### JOB:
Report how many lines below contain the word "anos", and give only that number.

### DATASET EXTRACT:
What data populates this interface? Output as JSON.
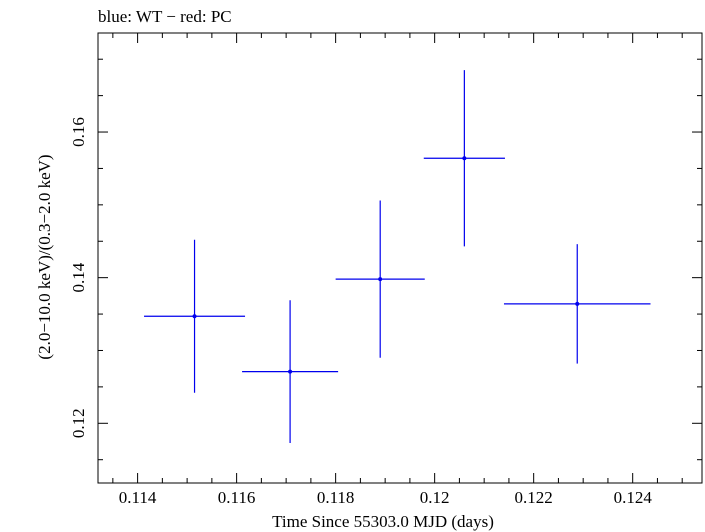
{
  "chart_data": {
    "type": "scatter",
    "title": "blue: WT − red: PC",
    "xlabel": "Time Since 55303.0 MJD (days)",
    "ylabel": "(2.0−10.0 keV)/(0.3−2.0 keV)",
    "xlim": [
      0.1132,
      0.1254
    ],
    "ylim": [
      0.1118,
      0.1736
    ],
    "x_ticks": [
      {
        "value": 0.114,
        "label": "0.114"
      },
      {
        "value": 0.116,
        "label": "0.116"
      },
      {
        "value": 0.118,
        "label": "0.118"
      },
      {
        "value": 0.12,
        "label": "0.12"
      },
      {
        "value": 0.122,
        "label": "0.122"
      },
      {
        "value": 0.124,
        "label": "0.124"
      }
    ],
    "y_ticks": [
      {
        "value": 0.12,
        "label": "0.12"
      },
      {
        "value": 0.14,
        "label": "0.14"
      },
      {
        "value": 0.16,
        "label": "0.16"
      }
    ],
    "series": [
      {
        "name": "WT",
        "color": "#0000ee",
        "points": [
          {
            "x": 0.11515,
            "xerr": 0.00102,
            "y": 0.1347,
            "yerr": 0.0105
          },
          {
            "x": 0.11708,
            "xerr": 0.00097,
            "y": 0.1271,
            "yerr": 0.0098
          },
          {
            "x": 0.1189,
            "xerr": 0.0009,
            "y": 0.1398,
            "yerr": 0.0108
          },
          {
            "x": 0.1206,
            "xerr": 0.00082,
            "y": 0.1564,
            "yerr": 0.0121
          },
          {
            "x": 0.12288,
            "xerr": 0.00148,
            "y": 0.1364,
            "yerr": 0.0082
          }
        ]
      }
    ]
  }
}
==
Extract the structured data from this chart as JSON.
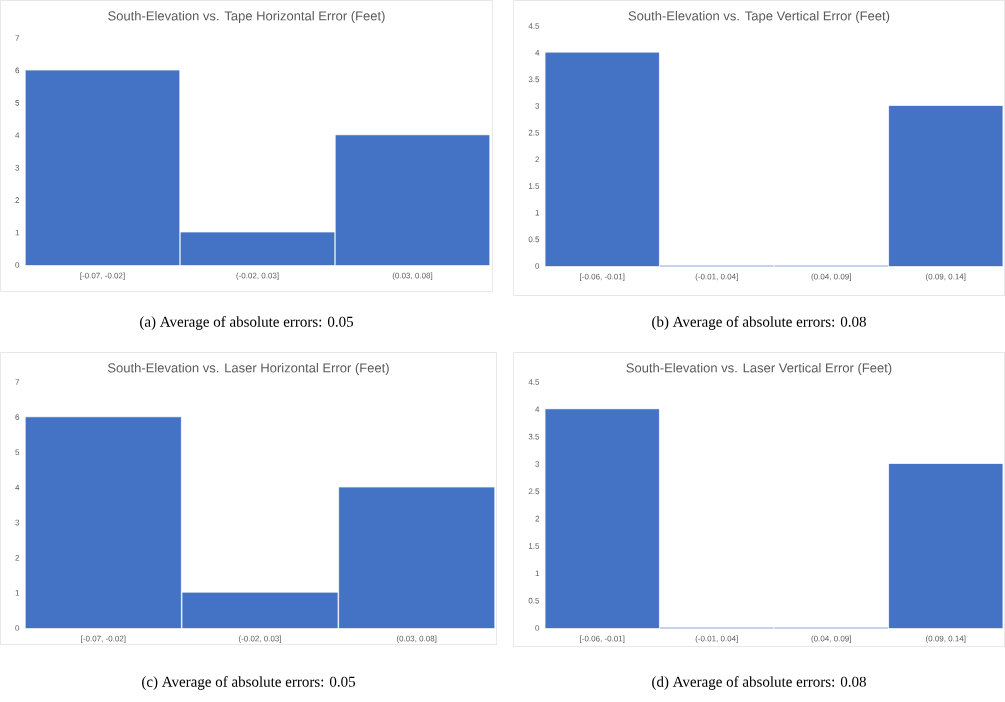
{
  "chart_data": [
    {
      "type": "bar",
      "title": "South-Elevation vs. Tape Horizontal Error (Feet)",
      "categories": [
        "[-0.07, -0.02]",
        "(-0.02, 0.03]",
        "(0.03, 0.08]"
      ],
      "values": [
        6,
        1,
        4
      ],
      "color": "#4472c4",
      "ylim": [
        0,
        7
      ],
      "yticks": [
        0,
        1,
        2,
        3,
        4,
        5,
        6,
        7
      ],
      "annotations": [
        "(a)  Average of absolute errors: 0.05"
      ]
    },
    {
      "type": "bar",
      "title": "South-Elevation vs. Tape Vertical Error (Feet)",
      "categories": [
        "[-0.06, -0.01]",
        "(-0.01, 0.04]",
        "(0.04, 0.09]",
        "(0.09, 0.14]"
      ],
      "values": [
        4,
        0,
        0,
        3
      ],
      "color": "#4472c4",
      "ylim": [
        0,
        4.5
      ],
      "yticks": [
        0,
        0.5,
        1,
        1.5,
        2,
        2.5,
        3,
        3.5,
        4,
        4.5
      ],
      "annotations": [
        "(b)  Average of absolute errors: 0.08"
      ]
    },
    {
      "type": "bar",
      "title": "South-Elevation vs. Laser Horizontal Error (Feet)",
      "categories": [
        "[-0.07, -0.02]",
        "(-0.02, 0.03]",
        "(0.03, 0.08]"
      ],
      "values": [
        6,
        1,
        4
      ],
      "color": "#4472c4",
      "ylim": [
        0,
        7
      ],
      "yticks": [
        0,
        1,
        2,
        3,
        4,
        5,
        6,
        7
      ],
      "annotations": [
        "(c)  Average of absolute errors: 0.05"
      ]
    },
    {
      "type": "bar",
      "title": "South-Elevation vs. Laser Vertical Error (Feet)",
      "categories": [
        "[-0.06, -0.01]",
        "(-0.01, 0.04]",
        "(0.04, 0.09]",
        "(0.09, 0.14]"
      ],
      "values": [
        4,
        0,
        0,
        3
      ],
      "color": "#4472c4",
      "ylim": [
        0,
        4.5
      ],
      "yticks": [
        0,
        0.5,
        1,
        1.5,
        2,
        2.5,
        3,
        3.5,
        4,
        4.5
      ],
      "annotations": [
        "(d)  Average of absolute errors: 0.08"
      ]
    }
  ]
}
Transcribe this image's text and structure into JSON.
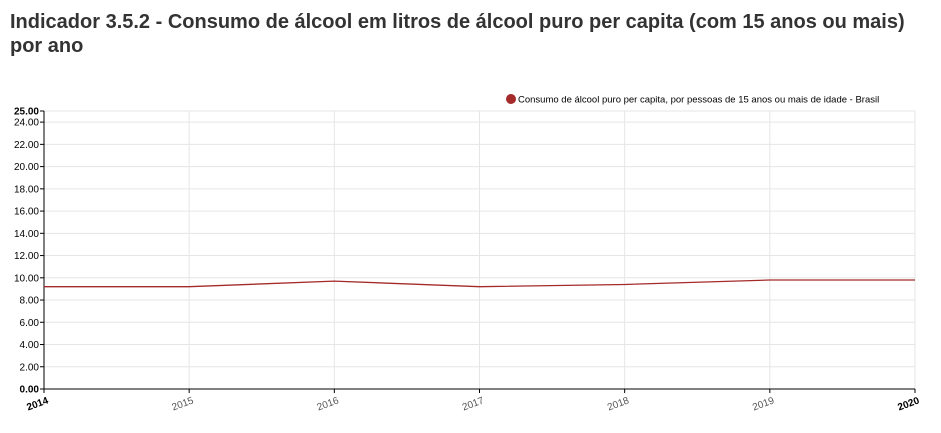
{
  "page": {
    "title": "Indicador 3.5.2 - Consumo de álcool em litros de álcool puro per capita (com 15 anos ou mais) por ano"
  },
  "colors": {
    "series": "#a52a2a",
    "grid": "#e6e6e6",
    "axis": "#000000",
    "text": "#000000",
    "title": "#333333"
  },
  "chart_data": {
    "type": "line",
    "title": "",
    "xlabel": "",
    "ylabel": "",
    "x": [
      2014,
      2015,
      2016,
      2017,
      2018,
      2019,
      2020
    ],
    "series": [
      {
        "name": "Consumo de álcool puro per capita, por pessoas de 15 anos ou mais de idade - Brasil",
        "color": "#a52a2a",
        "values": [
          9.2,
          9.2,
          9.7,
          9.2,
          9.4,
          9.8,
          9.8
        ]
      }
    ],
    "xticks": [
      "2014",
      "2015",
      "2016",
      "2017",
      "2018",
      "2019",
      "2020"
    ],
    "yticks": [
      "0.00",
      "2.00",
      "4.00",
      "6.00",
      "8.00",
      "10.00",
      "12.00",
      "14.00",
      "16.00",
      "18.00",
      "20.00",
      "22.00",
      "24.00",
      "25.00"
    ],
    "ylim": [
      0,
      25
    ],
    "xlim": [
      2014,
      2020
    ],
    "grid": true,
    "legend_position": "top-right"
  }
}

### SOLUTION FOR THIS TASK:
2